◆ **WORK TO COMPLETE**
Copy every line of the material below word for word.

Collected data:
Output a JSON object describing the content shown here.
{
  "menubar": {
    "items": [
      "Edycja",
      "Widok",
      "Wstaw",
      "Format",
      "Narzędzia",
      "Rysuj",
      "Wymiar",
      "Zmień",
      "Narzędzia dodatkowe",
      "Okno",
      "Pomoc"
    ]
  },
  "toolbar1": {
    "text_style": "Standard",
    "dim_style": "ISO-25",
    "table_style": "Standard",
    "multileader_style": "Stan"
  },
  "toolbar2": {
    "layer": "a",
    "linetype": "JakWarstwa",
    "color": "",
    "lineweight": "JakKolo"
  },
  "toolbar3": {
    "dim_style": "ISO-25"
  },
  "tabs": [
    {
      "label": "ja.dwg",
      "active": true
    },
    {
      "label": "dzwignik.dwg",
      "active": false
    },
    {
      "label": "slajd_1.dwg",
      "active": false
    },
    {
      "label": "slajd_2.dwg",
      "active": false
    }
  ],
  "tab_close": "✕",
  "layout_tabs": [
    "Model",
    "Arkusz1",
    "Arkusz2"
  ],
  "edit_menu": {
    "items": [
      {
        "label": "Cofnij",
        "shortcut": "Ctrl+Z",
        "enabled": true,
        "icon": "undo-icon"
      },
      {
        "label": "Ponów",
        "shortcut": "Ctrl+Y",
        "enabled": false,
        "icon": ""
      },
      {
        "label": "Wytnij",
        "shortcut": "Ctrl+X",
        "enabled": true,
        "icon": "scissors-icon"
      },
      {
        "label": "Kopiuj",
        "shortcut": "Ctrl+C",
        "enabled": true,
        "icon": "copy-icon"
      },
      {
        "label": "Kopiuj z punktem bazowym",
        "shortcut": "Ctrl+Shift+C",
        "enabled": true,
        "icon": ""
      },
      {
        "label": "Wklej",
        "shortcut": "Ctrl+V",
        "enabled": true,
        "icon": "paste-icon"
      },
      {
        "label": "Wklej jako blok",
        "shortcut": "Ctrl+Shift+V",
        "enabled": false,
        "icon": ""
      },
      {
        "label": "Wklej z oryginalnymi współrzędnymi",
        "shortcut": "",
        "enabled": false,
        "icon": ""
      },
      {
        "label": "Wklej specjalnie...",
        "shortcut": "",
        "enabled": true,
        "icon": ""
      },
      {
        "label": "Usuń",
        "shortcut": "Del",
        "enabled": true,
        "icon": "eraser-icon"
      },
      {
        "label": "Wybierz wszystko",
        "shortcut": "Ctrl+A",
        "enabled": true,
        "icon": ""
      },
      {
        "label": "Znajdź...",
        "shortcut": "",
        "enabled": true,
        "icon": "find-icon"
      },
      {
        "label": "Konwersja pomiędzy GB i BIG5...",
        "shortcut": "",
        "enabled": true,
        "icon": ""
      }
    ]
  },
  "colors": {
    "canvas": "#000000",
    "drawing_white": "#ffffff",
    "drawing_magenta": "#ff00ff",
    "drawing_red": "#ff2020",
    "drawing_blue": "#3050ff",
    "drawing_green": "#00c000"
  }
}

◆ **RESULT FOR THIS EXERCISE**
Output a JSON object describing the content shown here.
{
  "menubar": {
    "items": [
      "Edycja",
      "Widok",
      "Wstaw",
      "Format",
      "Narzędzia",
      "Rysuj",
      "Wymiar",
      "Zmień",
      "Narzędzia dodatkowe",
      "Okno",
      "Pomoc"
    ]
  },
  "toolbar1": {
    "text_style": "Standard",
    "dim_style": "ISO-25",
    "table_style": "Standard",
    "multileader_style": "Stan"
  },
  "toolbar2": {
    "layer": "a",
    "linetype": "JakWarstwa",
    "color": "",
    "lineweight": "JakKolo"
  },
  "toolbar3": {
    "dim_style": "ISO-25"
  },
  "tabs": [
    {
      "label": "ja.dwg",
      "active": true
    },
    {
      "label": "dzwignik.dwg",
      "active": false
    },
    {
      "label": "slajd_1.dwg",
      "active": false
    },
    {
      "label": "slajd_2.dwg",
      "active": false
    }
  ],
  "tab_close": "✕",
  "layout_tabs": [
    "Model",
    "Arkusz1",
    "Arkusz2"
  ],
  "edit_menu": {
    "items": [
      {
        "label": "Cofnij",
        "shortcut": "Ctrl+Z",
        "enabled": true,
        "icon": "undo-icon"
      },
      {
        "label": "Ponów",
        "shortcut": "Ctrl+Y",
        "enabled": false,
        "icon": ""
      },
      {
        "label": "Wytnij",
        "shortcut": "Ctrl+X",
        "enabled": true,
        "icon": "scissors-icon"
      },
      {
        "label": "Kopiuj",
        "shortcut": "Ctrl+C",
        "enabled": true,
        "icon": "copy-icon"
      },
      {
        "label": "Kopiuj z punktem bazowym",
        "shortcut": "Ctrl+Shift+C",
        "enabled": true,
        "icon": ""
      },
      {
        "label": "Wklej",
        "shortcut": "Ctrl+V",
        "enabled": true,
        "icon": "paste-icon"
      },
      {
        "label": "Wklej jako blok",
        "shortcut": "Ctrl+Shift+V",
        "enabled": false,
        "icon": ""
      },
      {
        "label": "Wklej z oryginalnymi współrzędnymi",
        "shortcut": "",
        "enabled": false,
        "icon": ""
      },
      {
        "label": "Wklej specjalnie...",
        "shortcut": "",
        "enabled": true,
        "icon": ""
      },
      {
        "label": "Usuń",
        "shortcut": "Del",
        "enabled": true,
        "icon": "eraser-icon"
      },
      {
        "label": "Wybierz wszystko",
        "shortcut": "Ctrl+A",
        "enabled": true,
        "icon": ""
      },
      {
        "label": "Znajdź...",
        "shortcut": "",
        "enabled": true,
        "icon": "find-icon"
      },
      {
        "label": "Konwersja pomiędzy GB i BIG5...",
        "shortcut": "",
        "enabled": true,
        "icon": ""
      }
    ]
  },
  "colors": {
    "canvas": "#000000",
    "drawing_white": "#ffffff",
    "drawing_magenta": "#ff00ff",
    "drawing_red": "#ff2020",
    "drawing_blue": "#3050ff",
    "drawing_green": "#00c000"
  }
}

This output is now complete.